◆ **FRAGMENTO PARA LEER**
==================================================
Cantarillo del miedo

Noviembre está a tiro de piedra, mis valedores. Yo, por lo pronto,  ya inicié el rito de mis fieles difuntos. Esta mañana, el ánimo quebrantado a la advocación de mis ausentes, cuyas fotos sembré entre ceras e incienso de la ofrenda familiar, me nace traer ante ustedes los aires de una remota leyenda de muerte y amor que nació en tiempos distantes allá entre los pueblos quechuas de Los Andes peruanos y la Bolivia colonial. Sí,  la historia de Manchay Puitu, Cantarillo del miedo. El amor, una quena y la muerte, y no más. Humanísima la leyenda resuena todavía hoy en el canto dolido de un amor rmalaventurado, como suele ser el de tantos de todos nosotros. Aquí, de protagonistas, ella, él, una quena y la muerte. La leyenda colonial:
Para hurtarle el cuerpo a la esclavitud, el indígena no tenía más que uno de dos senderos: el arte religioso o el sayal de fraile. Uno de tales indígenas, descendiente del Padre Sol hasta que Pizarro llegó a desmentirlo en el juego de cruz o espada, se hizo fraile como artificio contra la servidumbre, y repartía su diario vivir entre el oficio divino y el muy humano de amarse con una a la que bien quería, soberbia moza de Potosí, donde ubicábase la parroquia.
==================================================
(Líneas de datos)

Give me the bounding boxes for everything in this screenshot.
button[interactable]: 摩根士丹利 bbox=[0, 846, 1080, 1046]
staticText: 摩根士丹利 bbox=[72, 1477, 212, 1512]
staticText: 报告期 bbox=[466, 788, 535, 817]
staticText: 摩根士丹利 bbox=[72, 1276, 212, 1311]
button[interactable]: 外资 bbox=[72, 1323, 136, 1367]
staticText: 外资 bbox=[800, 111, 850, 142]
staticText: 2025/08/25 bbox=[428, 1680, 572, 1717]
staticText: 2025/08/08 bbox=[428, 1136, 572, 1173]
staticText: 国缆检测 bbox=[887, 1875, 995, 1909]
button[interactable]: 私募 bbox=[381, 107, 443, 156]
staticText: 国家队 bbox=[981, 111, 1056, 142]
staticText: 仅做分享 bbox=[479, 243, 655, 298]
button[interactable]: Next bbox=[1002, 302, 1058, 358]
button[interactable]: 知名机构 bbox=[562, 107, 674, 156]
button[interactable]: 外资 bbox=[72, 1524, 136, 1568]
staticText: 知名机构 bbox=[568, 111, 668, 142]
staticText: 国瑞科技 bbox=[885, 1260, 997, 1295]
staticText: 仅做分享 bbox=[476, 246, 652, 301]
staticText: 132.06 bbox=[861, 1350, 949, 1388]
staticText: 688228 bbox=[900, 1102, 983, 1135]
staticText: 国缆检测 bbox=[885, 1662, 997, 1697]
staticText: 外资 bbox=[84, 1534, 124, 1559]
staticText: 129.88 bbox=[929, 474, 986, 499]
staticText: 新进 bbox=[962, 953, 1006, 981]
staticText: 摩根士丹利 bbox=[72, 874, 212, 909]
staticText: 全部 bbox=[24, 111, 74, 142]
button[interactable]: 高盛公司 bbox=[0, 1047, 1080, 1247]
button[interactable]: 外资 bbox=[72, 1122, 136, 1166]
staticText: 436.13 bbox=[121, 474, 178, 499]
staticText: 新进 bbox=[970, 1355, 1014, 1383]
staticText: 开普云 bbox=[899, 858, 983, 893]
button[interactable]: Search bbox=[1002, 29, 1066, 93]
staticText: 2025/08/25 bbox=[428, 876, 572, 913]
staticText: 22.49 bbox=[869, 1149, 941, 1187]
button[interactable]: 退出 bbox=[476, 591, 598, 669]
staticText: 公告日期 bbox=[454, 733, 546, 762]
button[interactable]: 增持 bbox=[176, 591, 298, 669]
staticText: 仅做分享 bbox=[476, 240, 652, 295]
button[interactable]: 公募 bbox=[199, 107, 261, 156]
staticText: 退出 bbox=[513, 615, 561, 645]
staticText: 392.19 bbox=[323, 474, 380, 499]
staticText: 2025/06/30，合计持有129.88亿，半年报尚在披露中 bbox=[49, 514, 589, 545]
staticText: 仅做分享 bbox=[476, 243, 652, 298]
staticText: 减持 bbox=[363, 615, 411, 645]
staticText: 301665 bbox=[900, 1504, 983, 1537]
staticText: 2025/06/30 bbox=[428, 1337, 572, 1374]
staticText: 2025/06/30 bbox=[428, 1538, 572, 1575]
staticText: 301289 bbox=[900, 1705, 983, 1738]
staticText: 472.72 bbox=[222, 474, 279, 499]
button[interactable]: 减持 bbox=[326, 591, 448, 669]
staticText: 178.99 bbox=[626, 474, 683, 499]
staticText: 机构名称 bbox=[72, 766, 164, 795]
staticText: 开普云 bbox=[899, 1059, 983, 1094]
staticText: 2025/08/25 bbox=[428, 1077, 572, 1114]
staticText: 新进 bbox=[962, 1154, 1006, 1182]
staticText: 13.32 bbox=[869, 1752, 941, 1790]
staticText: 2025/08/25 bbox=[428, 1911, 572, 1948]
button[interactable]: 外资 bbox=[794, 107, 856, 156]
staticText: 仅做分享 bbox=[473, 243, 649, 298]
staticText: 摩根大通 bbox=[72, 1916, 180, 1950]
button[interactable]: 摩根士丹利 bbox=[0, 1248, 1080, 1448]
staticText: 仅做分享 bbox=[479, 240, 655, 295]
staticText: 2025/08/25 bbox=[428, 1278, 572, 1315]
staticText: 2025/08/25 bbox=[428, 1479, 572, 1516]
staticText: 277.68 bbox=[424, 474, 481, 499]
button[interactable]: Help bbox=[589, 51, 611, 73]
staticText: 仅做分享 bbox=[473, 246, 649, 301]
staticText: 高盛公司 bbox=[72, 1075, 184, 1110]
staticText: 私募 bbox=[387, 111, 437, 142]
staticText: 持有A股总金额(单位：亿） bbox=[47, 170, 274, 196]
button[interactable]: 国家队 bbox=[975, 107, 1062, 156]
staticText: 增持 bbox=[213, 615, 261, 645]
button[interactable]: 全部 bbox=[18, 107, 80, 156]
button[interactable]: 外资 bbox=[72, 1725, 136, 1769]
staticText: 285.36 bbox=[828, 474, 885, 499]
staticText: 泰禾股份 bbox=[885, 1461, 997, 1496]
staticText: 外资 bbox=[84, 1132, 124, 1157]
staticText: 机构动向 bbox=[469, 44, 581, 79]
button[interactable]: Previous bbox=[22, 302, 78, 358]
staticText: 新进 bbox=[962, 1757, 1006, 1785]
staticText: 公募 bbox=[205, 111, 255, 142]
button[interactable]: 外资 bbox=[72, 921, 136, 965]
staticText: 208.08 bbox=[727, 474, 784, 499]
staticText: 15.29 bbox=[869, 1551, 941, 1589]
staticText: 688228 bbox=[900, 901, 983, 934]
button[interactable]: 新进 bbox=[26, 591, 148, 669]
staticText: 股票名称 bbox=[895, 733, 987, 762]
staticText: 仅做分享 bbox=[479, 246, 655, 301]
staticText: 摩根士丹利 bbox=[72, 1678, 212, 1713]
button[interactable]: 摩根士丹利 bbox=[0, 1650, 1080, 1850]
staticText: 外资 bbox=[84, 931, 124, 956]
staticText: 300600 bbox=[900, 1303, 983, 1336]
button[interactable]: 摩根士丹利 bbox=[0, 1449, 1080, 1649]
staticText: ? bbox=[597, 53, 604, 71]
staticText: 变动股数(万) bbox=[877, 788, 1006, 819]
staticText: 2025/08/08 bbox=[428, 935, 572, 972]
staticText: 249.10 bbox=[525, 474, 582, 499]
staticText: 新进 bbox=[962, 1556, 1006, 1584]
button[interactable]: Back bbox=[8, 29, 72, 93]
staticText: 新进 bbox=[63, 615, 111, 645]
==================================================
◆ **TRABAJO POR HACER**
1. Traduzca al inglés esta oración del texto sobre Manchay Puitu: "Para hurtarle el cuerpo a la esclavitud, el indígena no tenía más que uno de dos senderos: el arte religioso o el sayal de fraile."
2. Indique si cada afirmación concuerda con el texto sobre Manchay Puitu y responda con sí o no, citando literalmente las palabras que lo deciden. (a) La leyenda nació entre los pueblos quechuas de Los Andes peruanos y la Bolivia colonial. (b) La parroquia del fraile estaba en Lima. (c) El indígena se hizo fraile por vocación religiosa.
El material no guarda relación con el texto sobre Manchay Puitu.

◆ **RESPUESTAS EN ORDEN**
1. To escape slavery, the Indigenous man had only one of two paths: religious art or the friar's habit.

2.
(a) Sí: "nació en tiempos distantes allá entre los pueblos quechuas de Los Andes peruanos y la Bolivia colonial".
(b) No: "soberbia moza de Potosí, donde ubicábase la parroquia".
(c) No: "se hizo fraile como artificio contra la servidumbre".